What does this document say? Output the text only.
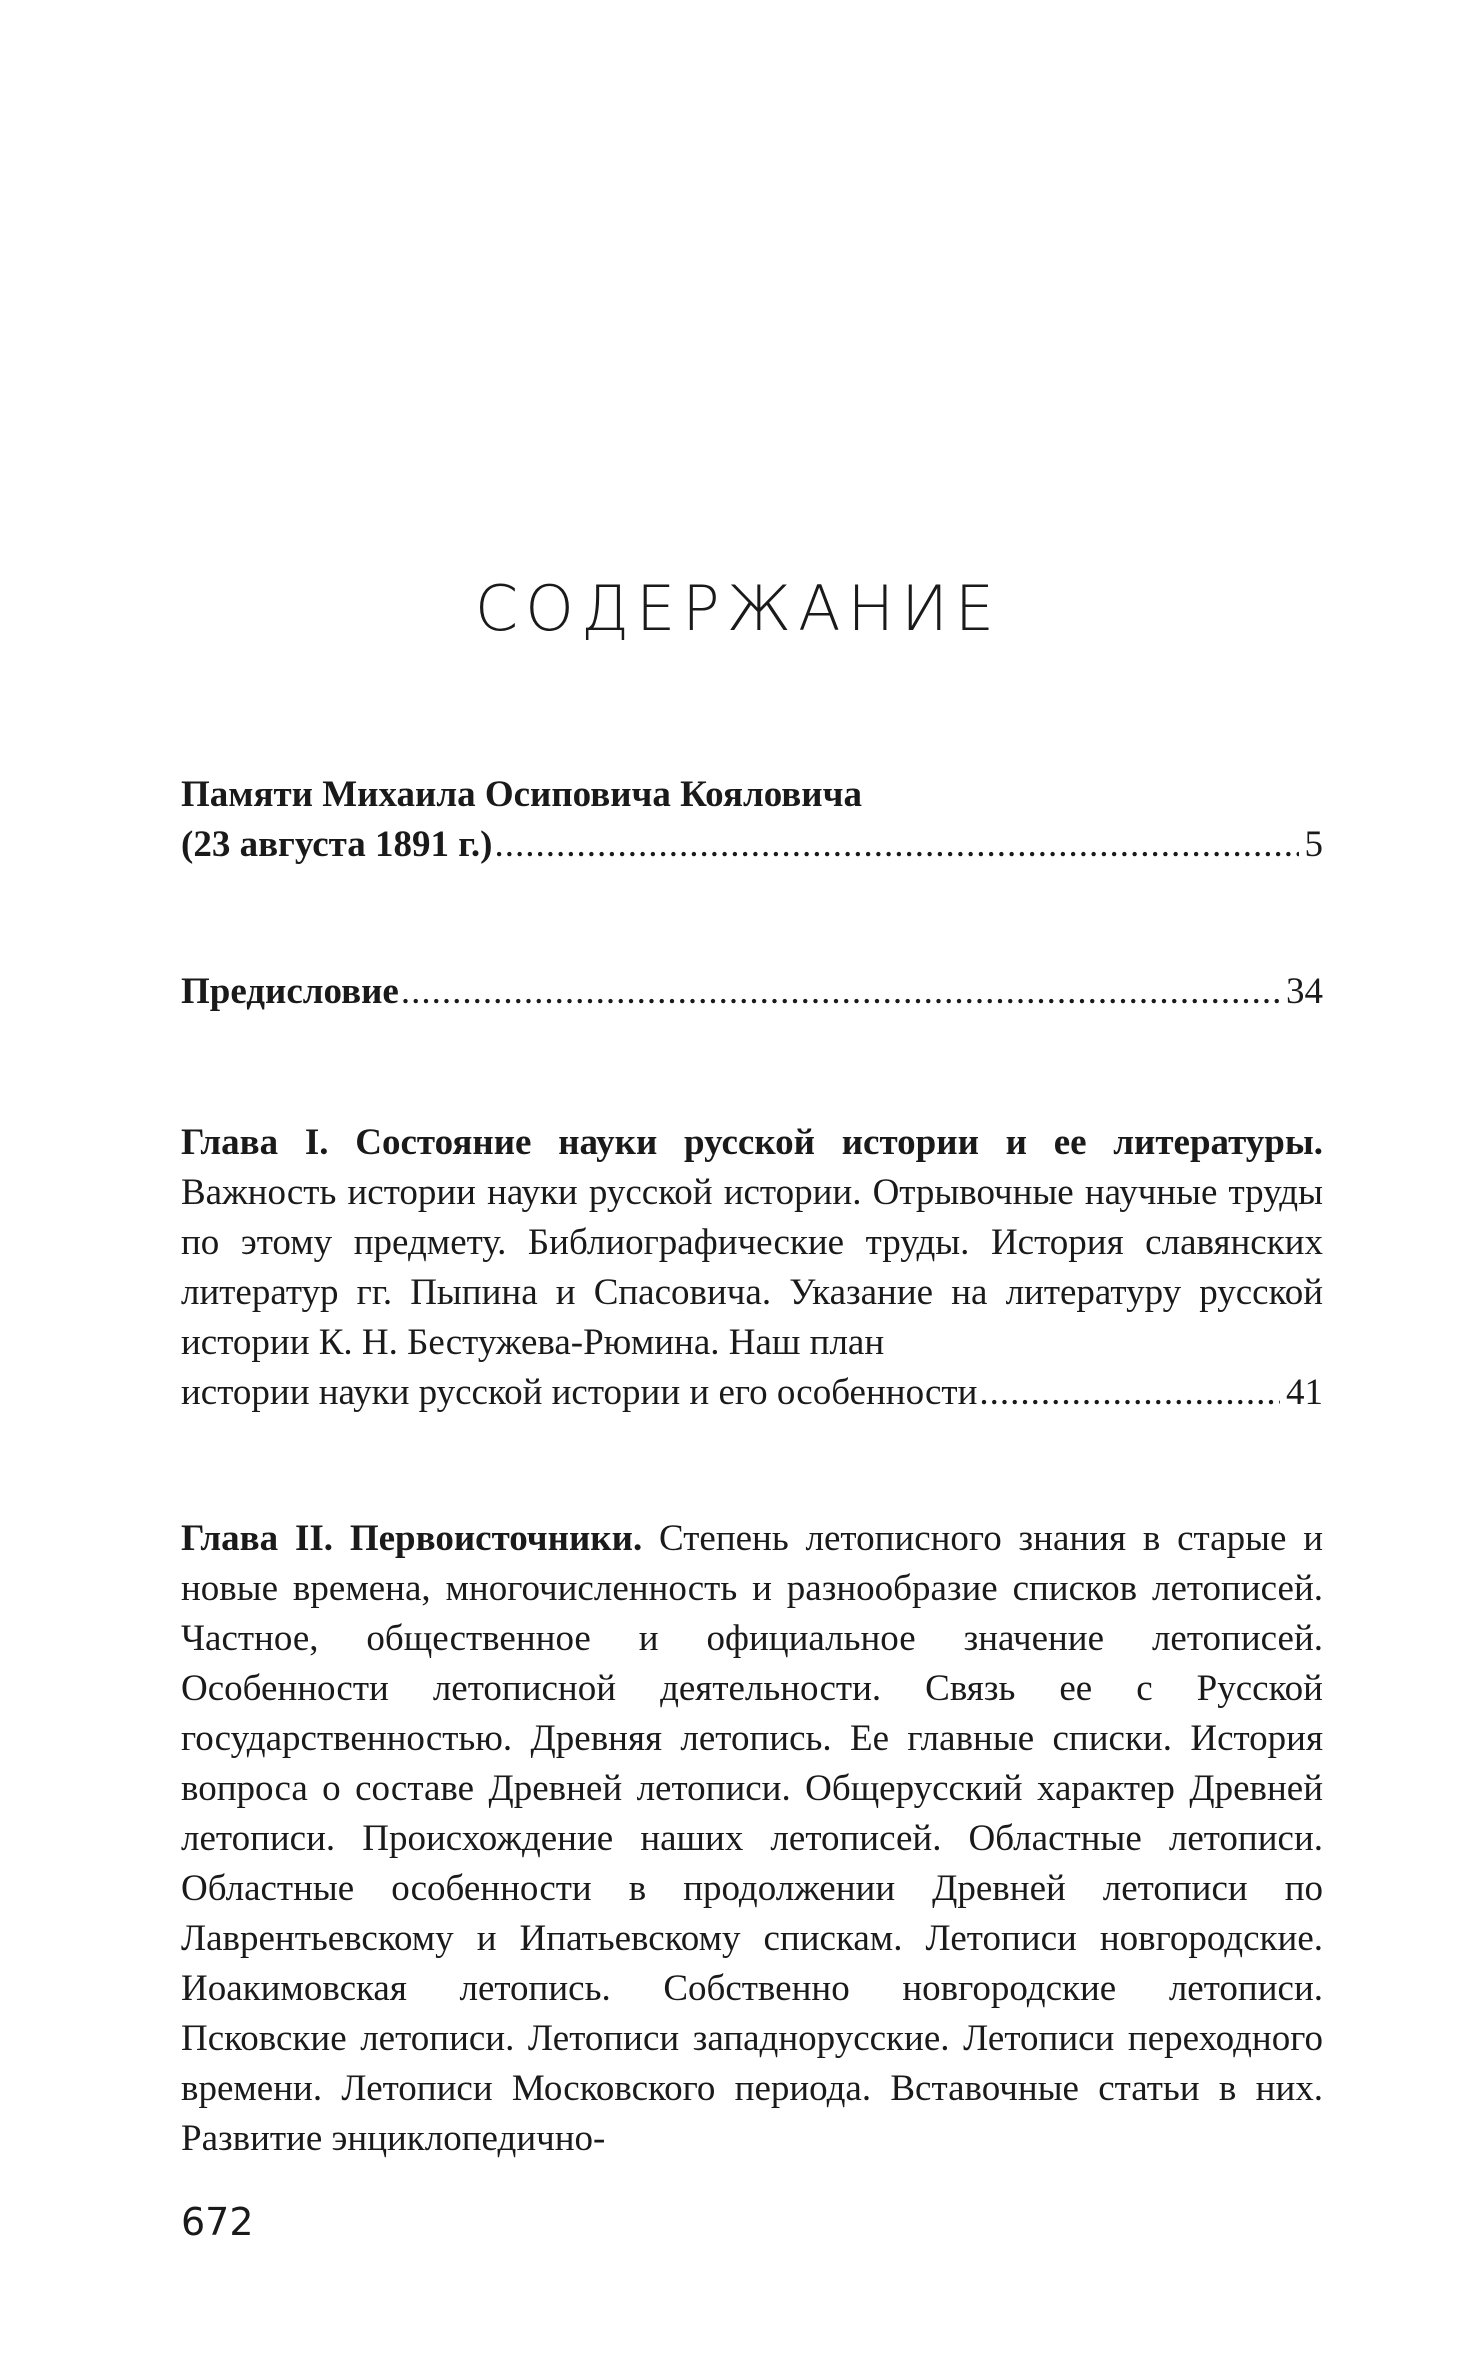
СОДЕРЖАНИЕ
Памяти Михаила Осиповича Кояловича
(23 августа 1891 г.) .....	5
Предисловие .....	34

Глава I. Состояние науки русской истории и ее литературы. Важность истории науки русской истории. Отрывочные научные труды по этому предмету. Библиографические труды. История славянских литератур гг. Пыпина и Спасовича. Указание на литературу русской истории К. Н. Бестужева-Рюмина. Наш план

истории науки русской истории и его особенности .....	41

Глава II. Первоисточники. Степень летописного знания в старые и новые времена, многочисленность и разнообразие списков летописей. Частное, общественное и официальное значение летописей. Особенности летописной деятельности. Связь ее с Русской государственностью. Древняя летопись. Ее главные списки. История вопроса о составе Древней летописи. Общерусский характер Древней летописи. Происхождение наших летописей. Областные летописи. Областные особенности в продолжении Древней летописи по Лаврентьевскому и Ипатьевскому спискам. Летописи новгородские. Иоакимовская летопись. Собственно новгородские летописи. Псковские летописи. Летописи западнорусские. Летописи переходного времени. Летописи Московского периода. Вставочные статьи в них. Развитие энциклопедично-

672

■ **OBJECTIVE**: Considering only the records above, state the number of lines that include the word "науки", with nothing added.

■ **FINAL ANSWER**: 2